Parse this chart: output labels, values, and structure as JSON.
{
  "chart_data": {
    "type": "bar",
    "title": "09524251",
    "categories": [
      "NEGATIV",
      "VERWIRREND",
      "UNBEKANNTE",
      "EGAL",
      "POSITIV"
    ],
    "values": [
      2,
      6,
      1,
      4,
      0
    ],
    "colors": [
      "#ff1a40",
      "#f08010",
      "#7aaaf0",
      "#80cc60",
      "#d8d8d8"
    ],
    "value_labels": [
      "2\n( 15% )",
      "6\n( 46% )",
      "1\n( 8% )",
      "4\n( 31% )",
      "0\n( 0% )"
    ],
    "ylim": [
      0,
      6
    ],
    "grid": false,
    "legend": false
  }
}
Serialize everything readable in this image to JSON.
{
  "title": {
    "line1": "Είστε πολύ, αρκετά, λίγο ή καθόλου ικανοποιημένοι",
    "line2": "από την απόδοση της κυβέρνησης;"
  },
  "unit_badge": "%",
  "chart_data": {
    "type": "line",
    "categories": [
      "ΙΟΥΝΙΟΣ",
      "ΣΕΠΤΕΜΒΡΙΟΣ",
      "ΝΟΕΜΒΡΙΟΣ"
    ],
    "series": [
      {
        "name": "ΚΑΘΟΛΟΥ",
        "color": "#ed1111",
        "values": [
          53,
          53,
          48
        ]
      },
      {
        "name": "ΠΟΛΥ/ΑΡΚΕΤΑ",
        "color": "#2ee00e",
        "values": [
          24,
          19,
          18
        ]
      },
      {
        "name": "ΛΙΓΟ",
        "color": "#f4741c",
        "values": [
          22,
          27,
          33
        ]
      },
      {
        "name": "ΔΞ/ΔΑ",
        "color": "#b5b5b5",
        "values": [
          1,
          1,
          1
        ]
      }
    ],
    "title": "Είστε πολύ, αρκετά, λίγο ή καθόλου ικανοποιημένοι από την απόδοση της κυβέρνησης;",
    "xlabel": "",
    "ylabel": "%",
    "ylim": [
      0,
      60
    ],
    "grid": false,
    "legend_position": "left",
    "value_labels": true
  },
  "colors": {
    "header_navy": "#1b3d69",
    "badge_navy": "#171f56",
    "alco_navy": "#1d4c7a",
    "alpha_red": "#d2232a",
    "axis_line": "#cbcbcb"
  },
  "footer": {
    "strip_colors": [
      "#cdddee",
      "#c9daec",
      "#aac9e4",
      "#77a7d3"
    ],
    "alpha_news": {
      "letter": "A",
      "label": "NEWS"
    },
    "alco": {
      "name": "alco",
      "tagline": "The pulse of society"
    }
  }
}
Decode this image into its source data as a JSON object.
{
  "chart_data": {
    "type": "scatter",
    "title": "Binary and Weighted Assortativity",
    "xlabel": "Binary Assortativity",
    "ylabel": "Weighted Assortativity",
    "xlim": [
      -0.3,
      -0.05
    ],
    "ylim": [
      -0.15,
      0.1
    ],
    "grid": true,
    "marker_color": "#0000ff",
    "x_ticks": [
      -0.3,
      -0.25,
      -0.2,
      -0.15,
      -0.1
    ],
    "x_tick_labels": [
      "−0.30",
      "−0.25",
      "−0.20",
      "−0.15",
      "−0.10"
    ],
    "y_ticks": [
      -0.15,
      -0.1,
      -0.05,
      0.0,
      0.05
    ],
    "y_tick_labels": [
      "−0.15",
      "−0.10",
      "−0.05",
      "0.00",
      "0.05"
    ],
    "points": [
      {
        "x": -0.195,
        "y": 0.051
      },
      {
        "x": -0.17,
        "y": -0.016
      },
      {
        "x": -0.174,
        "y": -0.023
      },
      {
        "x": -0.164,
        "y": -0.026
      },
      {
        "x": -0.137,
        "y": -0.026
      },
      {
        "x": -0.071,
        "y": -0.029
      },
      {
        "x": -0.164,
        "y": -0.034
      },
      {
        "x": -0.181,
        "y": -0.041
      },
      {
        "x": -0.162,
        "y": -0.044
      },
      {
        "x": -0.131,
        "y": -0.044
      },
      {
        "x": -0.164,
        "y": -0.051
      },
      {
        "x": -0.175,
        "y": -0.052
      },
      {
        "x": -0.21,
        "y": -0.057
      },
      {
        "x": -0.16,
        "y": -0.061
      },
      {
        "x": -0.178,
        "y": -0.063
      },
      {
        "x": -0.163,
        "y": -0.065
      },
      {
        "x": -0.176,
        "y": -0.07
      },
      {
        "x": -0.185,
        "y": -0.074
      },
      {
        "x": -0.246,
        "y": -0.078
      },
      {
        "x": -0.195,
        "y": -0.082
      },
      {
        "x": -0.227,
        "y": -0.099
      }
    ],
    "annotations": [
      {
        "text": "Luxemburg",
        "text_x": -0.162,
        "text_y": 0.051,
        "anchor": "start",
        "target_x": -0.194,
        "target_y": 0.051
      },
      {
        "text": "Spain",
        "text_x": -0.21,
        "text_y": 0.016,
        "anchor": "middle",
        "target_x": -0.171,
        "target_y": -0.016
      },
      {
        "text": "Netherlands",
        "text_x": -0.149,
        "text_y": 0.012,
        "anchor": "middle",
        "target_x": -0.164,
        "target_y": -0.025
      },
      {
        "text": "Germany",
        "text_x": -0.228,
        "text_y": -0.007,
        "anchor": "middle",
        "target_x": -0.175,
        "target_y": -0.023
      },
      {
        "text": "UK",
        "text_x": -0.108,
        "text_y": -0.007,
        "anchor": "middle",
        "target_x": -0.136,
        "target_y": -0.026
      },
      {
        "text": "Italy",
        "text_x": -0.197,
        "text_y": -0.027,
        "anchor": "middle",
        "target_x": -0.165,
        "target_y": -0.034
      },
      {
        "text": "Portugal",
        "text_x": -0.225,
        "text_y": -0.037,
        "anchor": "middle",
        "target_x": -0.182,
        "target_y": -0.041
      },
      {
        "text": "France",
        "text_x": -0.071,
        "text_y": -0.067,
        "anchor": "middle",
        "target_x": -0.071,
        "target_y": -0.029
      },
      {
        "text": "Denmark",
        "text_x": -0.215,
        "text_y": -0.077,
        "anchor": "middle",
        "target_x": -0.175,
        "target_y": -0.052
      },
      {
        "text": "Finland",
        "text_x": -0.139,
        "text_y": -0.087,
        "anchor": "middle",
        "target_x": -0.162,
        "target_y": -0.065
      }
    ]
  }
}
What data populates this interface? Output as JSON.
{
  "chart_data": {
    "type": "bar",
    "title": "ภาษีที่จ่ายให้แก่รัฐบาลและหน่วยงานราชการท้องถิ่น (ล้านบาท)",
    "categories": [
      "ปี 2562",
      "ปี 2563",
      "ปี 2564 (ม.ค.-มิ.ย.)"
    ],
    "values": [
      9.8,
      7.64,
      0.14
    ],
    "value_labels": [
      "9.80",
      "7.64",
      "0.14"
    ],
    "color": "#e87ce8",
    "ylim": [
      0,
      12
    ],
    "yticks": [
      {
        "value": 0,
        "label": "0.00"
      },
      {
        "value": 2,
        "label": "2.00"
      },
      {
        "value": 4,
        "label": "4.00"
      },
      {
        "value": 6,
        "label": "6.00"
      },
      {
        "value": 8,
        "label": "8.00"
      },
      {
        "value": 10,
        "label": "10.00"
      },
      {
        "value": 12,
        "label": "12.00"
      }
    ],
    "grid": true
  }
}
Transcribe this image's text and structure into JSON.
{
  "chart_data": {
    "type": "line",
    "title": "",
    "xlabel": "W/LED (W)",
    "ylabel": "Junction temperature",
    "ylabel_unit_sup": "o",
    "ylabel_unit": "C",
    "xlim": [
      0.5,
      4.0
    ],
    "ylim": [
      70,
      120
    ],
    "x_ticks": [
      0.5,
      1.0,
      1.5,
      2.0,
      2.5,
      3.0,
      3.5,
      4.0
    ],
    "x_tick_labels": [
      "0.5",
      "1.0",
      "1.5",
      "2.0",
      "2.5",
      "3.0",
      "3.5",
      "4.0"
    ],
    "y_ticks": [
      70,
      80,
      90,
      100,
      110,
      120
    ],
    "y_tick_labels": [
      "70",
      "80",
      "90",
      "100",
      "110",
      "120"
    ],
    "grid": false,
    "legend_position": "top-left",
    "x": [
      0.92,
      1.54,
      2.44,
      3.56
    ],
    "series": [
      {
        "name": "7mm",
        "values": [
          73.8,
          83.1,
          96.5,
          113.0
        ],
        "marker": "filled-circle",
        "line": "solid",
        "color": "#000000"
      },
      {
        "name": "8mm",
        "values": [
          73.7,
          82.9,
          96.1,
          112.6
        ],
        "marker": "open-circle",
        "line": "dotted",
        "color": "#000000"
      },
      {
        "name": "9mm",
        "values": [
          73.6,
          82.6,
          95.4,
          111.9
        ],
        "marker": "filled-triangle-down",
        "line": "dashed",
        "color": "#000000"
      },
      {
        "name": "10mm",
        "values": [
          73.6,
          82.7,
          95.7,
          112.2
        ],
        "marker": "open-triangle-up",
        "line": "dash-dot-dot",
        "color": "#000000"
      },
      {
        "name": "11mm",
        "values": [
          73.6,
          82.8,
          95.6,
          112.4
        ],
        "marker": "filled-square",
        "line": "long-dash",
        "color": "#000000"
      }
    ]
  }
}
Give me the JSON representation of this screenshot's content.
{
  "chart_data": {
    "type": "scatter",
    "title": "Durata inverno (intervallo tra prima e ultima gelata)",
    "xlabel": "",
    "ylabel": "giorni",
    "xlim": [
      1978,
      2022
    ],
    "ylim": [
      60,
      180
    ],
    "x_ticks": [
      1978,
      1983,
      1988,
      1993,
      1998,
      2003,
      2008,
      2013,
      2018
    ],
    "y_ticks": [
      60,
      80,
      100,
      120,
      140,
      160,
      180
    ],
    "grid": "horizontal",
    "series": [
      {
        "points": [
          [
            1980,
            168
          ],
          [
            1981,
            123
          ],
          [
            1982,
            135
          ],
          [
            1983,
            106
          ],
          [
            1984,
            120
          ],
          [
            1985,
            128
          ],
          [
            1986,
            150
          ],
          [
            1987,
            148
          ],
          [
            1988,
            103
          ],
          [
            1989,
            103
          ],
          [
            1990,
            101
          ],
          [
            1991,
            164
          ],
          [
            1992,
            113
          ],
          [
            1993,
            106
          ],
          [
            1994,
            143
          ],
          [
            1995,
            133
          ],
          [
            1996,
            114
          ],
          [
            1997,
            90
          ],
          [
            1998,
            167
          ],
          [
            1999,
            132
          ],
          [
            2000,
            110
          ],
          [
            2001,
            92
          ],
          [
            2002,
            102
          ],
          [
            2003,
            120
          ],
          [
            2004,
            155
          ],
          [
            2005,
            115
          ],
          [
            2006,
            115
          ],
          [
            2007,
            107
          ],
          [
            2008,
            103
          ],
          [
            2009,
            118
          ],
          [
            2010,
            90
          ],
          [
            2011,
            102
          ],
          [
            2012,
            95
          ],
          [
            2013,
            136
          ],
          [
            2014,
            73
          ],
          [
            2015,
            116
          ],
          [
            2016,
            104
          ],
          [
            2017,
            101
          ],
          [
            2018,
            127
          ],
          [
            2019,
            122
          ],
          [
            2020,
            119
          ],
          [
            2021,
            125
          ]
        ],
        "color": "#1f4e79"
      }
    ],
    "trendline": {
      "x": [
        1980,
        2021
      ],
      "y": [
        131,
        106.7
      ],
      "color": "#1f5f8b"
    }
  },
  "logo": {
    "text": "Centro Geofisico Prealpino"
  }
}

---*---

Tally the lines in this data that hold the word "title" and state only the count.

*Exercise output*:
7